_ENTRIES SHOWN_:
• • • • •

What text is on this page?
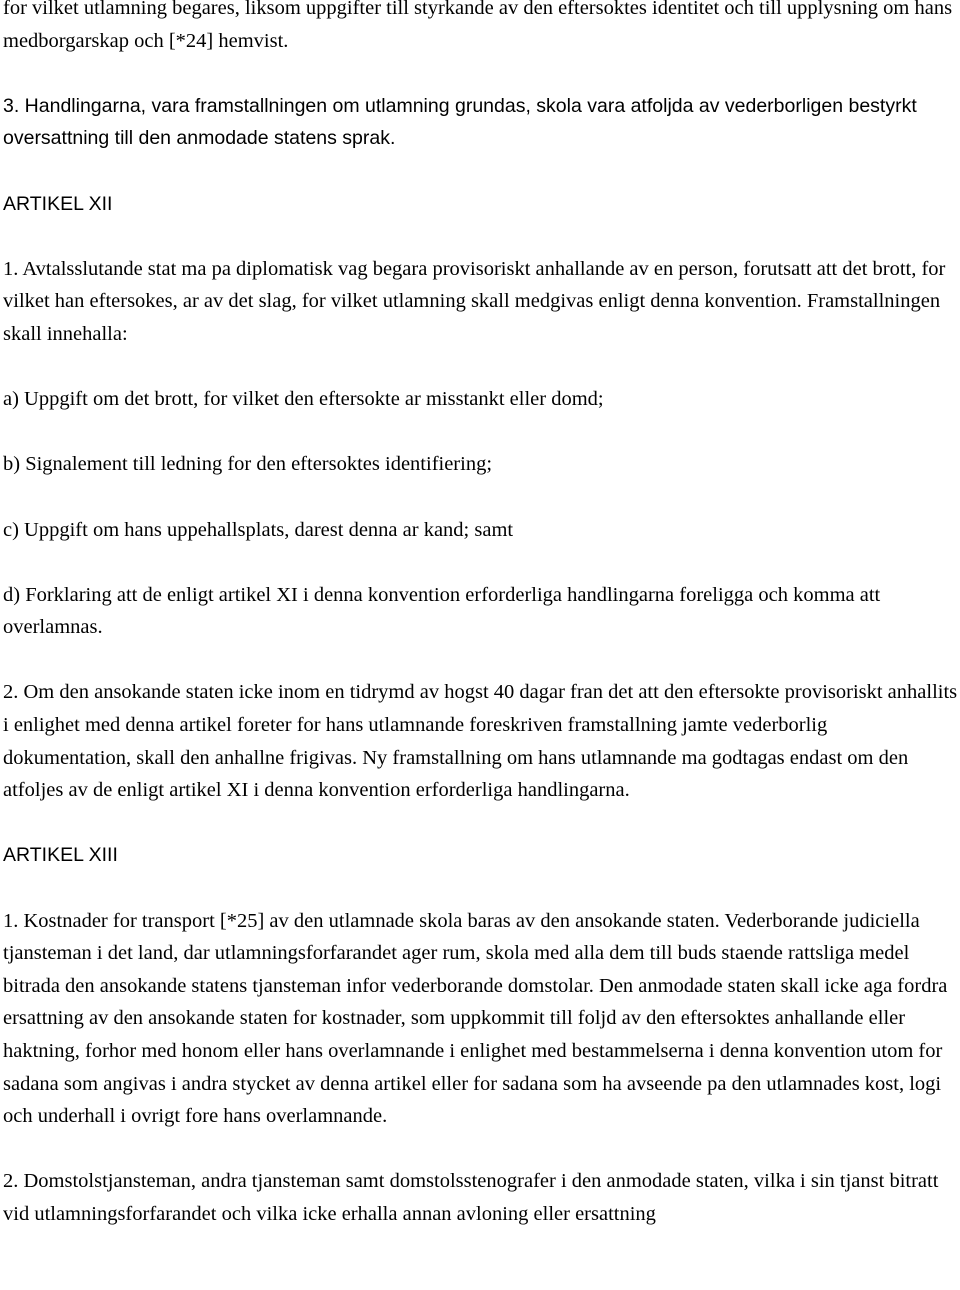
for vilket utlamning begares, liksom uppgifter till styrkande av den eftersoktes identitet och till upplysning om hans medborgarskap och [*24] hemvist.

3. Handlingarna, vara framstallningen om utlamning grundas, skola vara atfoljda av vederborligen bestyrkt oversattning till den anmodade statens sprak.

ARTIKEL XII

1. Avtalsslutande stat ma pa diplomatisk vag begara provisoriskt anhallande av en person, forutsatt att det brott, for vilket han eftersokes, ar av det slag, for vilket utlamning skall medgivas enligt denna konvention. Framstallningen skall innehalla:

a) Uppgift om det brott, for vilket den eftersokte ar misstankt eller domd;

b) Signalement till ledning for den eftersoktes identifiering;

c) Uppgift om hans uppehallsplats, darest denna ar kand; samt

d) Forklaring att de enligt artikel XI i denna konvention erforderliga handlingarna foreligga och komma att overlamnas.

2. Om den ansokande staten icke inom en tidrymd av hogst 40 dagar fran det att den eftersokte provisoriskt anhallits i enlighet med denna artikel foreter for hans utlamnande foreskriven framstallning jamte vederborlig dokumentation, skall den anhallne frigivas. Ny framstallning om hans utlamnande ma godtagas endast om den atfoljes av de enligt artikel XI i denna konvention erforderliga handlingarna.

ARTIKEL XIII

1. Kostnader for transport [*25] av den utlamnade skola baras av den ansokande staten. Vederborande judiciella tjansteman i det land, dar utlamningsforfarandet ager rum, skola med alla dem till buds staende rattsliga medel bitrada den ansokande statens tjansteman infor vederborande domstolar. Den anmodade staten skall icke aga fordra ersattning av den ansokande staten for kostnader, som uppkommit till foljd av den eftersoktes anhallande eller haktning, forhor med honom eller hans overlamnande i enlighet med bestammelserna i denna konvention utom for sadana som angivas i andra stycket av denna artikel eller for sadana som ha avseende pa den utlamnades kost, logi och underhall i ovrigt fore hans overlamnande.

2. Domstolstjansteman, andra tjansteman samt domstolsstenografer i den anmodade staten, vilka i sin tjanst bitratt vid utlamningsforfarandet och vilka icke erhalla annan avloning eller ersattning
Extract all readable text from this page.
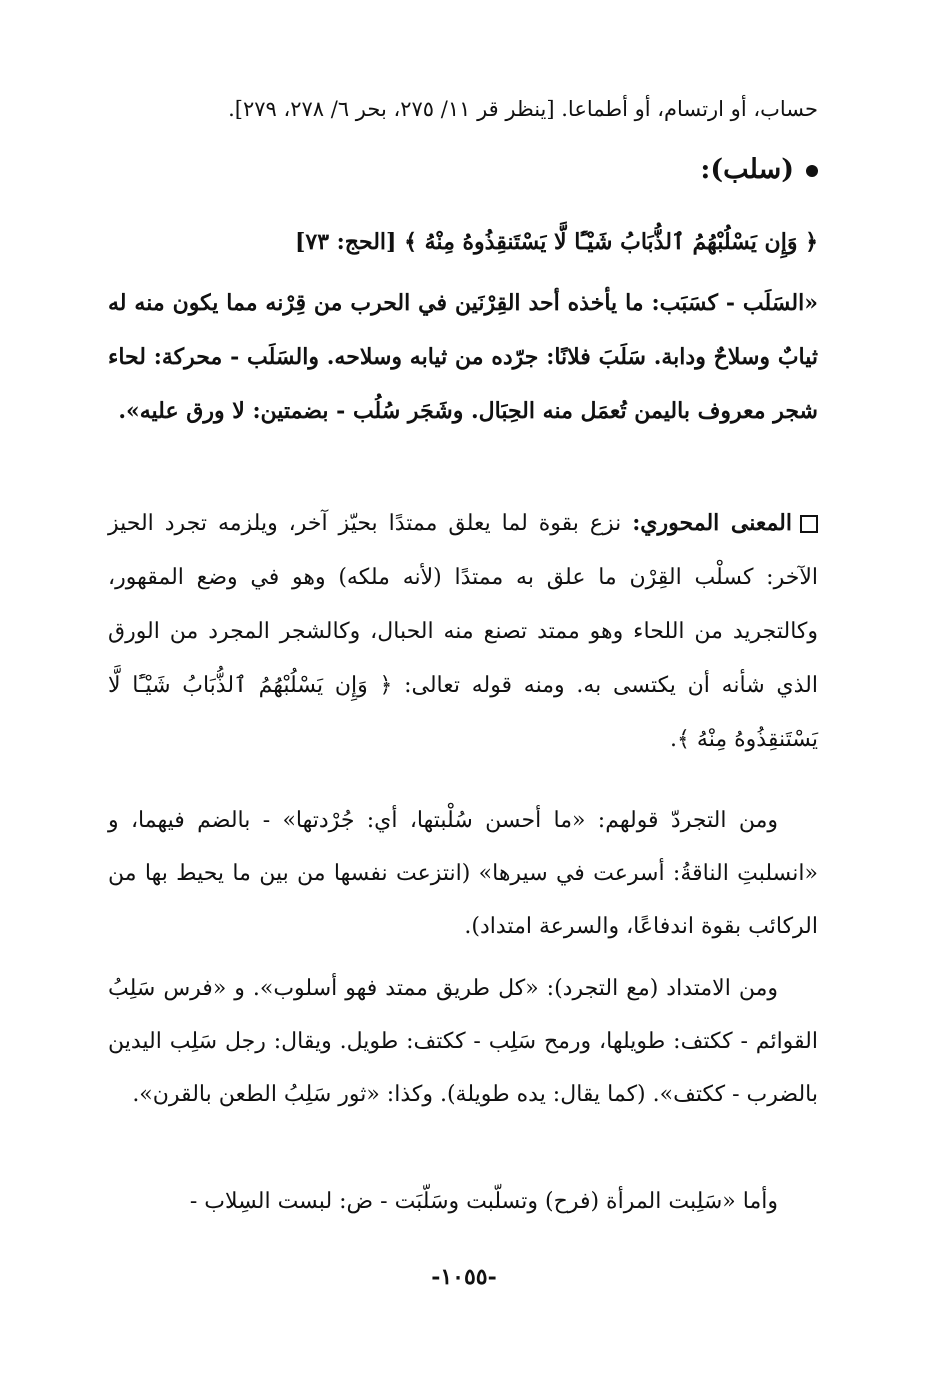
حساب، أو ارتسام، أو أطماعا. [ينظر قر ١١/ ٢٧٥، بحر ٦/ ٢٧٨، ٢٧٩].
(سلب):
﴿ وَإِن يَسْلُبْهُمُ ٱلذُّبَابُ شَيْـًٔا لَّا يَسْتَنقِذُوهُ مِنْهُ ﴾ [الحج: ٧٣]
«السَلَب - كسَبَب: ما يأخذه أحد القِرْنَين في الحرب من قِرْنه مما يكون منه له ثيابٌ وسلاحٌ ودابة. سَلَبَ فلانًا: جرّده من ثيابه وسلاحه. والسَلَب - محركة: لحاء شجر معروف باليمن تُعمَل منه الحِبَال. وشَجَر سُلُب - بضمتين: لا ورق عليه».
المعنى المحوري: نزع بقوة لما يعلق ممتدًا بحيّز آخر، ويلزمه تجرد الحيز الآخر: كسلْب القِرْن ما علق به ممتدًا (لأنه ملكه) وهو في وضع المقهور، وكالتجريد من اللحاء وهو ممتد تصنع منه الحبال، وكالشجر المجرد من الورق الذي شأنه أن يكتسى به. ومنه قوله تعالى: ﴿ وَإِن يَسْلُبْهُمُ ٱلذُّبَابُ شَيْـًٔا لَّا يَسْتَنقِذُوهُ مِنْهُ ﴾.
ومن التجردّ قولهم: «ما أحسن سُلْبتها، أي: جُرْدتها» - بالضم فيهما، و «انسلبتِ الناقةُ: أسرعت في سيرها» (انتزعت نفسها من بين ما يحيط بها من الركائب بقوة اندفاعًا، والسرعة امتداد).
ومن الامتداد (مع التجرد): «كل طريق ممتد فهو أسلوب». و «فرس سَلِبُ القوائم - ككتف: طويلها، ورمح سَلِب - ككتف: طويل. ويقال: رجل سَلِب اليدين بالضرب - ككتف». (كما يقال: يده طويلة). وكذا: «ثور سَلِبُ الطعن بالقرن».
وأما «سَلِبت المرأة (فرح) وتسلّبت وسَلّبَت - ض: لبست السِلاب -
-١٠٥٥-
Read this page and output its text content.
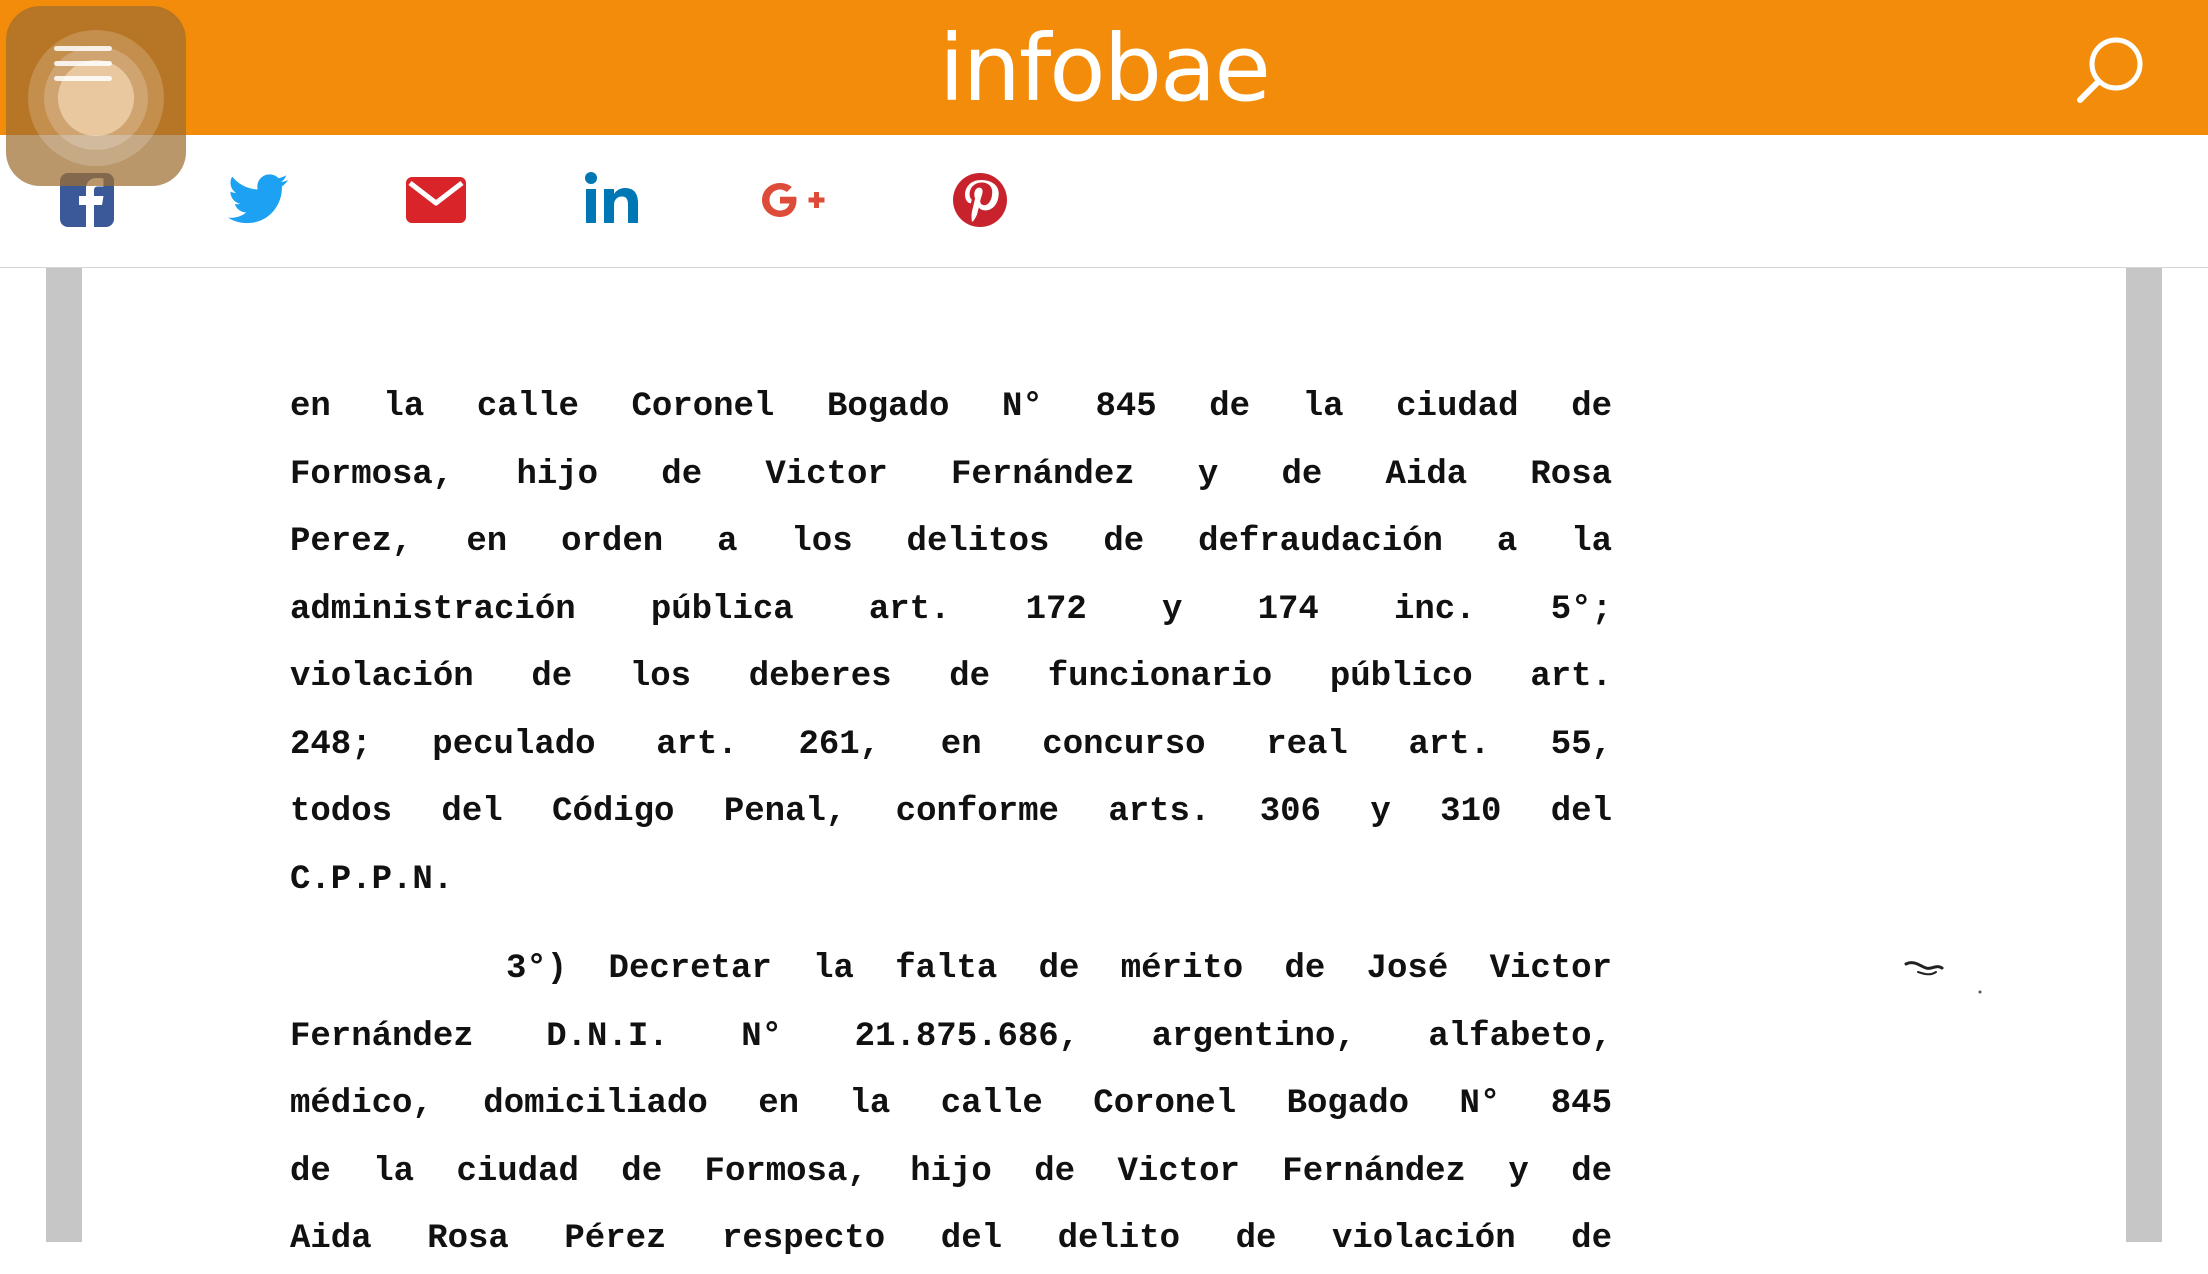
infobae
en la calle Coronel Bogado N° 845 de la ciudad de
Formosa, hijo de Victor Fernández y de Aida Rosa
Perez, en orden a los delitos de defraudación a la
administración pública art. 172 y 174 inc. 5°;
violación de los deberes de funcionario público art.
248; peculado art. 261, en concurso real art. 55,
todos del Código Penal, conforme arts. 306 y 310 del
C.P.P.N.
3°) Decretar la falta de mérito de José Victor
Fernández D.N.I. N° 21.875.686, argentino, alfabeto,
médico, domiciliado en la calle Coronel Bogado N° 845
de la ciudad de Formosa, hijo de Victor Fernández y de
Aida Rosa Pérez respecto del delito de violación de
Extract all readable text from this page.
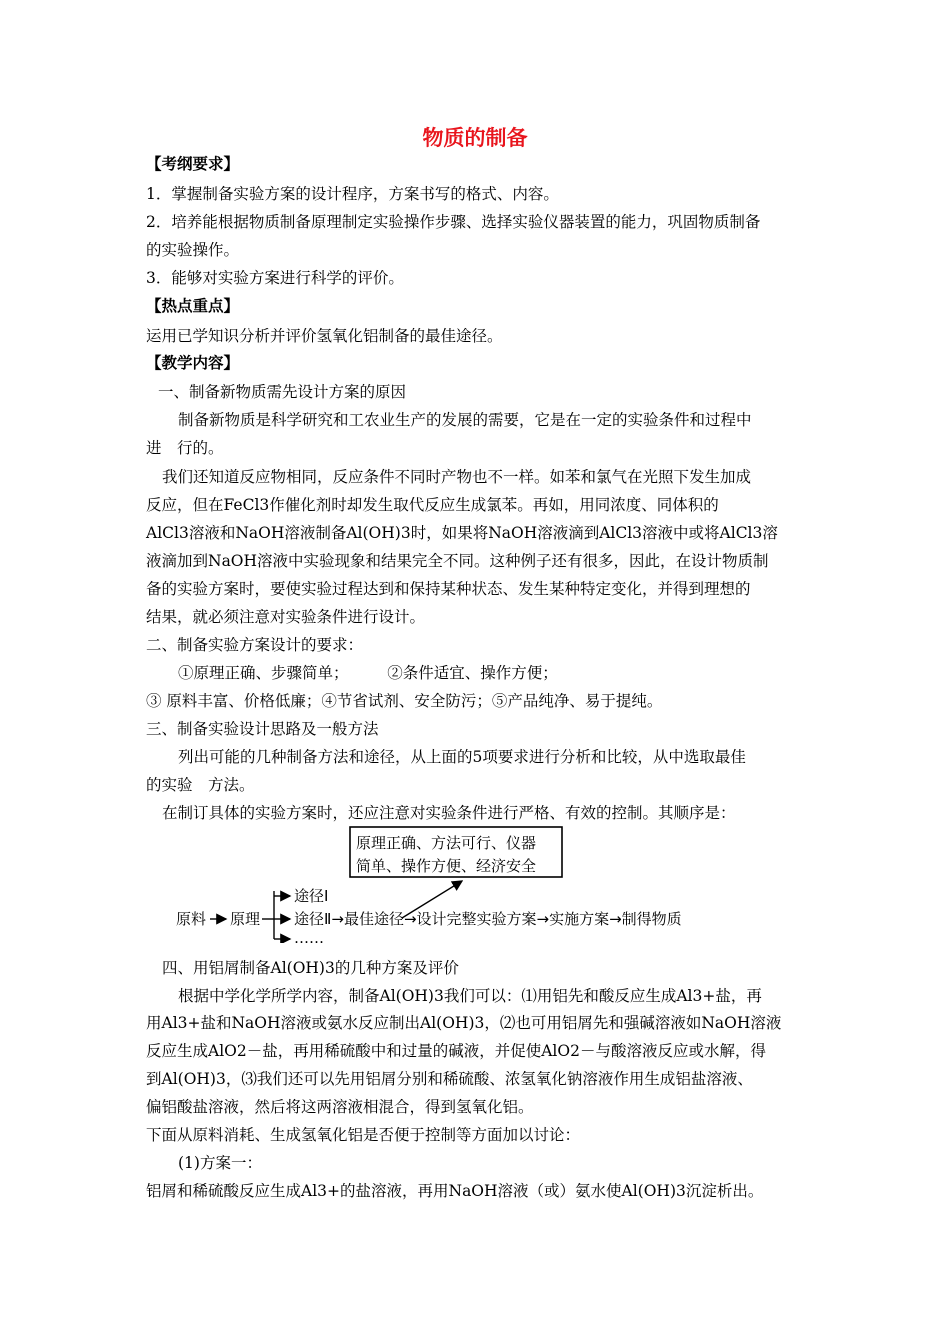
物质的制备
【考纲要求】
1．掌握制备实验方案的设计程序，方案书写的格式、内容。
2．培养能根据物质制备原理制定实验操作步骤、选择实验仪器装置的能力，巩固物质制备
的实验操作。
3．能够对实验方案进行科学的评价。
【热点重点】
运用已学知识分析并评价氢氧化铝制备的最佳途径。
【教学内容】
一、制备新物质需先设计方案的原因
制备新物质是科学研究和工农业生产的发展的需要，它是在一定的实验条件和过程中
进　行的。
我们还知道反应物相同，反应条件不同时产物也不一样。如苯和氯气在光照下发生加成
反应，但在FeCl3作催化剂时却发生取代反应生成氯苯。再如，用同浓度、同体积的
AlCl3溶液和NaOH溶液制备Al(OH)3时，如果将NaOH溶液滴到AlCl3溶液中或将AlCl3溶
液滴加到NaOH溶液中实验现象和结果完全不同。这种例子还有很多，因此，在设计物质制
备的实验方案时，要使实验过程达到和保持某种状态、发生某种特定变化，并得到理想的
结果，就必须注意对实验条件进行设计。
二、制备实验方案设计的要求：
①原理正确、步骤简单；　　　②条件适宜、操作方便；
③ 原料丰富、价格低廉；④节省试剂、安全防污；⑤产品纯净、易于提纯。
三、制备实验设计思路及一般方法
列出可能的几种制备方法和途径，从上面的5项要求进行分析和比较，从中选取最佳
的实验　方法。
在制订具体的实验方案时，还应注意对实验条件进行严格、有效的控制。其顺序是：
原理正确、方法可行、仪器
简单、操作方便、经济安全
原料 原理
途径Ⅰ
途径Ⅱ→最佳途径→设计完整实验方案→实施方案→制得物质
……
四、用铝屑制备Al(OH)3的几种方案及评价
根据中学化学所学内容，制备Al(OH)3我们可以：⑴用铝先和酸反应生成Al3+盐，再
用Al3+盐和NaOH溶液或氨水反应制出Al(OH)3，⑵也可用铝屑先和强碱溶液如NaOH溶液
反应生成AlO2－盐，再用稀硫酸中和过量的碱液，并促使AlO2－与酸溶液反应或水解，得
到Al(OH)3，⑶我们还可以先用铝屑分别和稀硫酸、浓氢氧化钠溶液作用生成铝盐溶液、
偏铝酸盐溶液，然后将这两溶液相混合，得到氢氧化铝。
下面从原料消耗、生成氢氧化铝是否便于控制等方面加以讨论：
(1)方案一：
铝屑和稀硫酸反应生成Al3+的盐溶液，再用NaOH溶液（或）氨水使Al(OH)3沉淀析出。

• • • • •

From the data above, copy out every line with the string "violación" in it.

_RIGHT ANSWER_:
violación de los deberes de funcionario público art.
Aida Rosa Pérez respecto del delito de violación de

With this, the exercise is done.